[Records from a collection of figures]
________________________________________

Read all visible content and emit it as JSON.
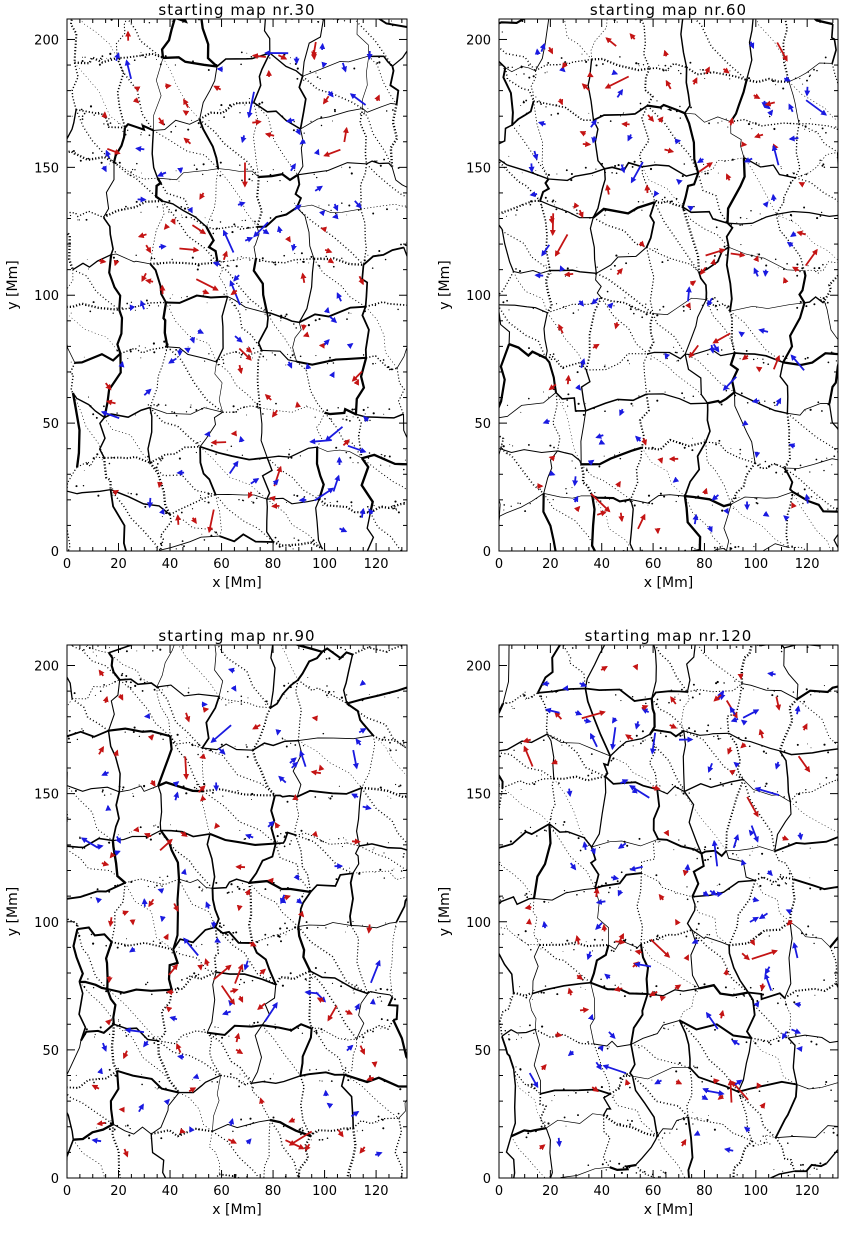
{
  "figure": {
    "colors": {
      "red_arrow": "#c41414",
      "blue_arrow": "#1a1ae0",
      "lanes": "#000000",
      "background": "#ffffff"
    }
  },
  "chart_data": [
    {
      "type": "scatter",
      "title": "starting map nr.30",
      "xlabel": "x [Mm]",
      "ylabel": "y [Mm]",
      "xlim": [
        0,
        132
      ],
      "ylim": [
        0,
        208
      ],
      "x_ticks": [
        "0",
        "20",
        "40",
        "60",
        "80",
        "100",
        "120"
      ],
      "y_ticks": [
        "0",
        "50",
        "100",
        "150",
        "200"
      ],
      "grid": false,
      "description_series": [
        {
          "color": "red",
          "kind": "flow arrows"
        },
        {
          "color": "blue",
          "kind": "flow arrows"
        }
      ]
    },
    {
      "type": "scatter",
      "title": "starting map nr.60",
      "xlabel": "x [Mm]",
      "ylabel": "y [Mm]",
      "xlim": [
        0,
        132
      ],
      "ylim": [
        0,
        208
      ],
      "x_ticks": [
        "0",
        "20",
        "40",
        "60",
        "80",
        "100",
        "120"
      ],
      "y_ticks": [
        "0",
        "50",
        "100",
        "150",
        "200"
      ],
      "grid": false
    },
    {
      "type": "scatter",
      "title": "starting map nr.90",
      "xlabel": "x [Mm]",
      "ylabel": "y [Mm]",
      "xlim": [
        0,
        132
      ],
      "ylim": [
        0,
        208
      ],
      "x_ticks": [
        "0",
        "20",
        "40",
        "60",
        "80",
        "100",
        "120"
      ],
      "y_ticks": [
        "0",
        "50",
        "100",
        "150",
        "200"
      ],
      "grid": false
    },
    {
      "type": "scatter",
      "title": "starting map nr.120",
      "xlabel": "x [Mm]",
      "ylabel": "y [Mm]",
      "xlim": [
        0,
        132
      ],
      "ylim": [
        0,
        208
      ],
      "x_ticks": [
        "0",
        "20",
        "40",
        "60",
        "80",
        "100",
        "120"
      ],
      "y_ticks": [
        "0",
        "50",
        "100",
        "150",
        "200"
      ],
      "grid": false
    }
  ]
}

________________________________________

- **PROBLEM STATEMENT**
Write out the listing above exactly as it stands, pictures excluded.

- **WRITTEN ANSWER**
Read all visible content and emit it as JSON.
{
  "figure": {
    "colors": {
      "red_arrow": "#c41414",
      "blue_arrow": "#1a1ae0",
      "lanes": "#000000",
      "background": "#ffffff"
    }
  },
  "chart_data": [
    {
      "type": "scatter",
      "title": "starting map nr.30",
      "xlabel": "x [Mm]",
      "ylabel": "y [Mm]",
      "xlim": [
        0,
        132
      ],
      "ylim": [
        0,
        208
      ],
      "x_ticks": [
        "0",
        "20",
        "40",
        "60",
        "80",
        "100",
        "120"
      ],
      "y_ticks": [
        "0",
        "50",
        "100",
        "150",
        "200"
      ],
      "grid": false,
      "description_series": [
        {
          "color": "red",
          "kind": "flow arrows"
        },
        {
          "color": "blue",
          "kind": "flow arrows"
        }
      ]
    },
    {
      "type": "scatter",
      "title": "starting map nr.60",
      "xlabel": "x [Mm]",
      "ylabel": "y [Mm]",
      "xlim": [
        0,
        132
      ],
      "ylim": [
        0,
        208
      ],
      "x_ticks": [
        "0",
        "20",
        "40",
        "60",
        "80",
        "100",
        "120"
      ],
      "y_ticks": [
        "0",
        "50",
        "100",
        "150",
        "200"
      ],
      "grid": false
    },
    {
      "type": "scatter",
      "title": "starting map nr.90",
      "xlabel": "x [Mm]",
      "ylabel": "y [Mm]",
      "xlim": [
        0,
        132
      ],
      "ylim": [
        0,
        208
      ],
      "x_ticks": [
        "0",
        "20",
        "40",
        "60",
        "80",
        "100",
        "120"
      ],
      "y_ticks": [
        "0",
        "50",
        "100",
        "150",
        "200"
      ],
      "grid": false
    },
    {
      "type": "scatter",
      "title": "starting map nr.120",
      "xlabel": "x [Mm]",
      "ylabel": "y [Mm]",
      "xlim": [
        0,
        132
      ],
      "ylim": [
        0,
        208
      ],
      "x_ticks": [
        "0",
        "20",
        "40",
        "60",
        "80",
        "100",
        "120"
      ],
      "y_ticks": [
        "0",
        "50",
        "100",
        "150",
        "200"
      ],
      "grid": false
    }
  ]
}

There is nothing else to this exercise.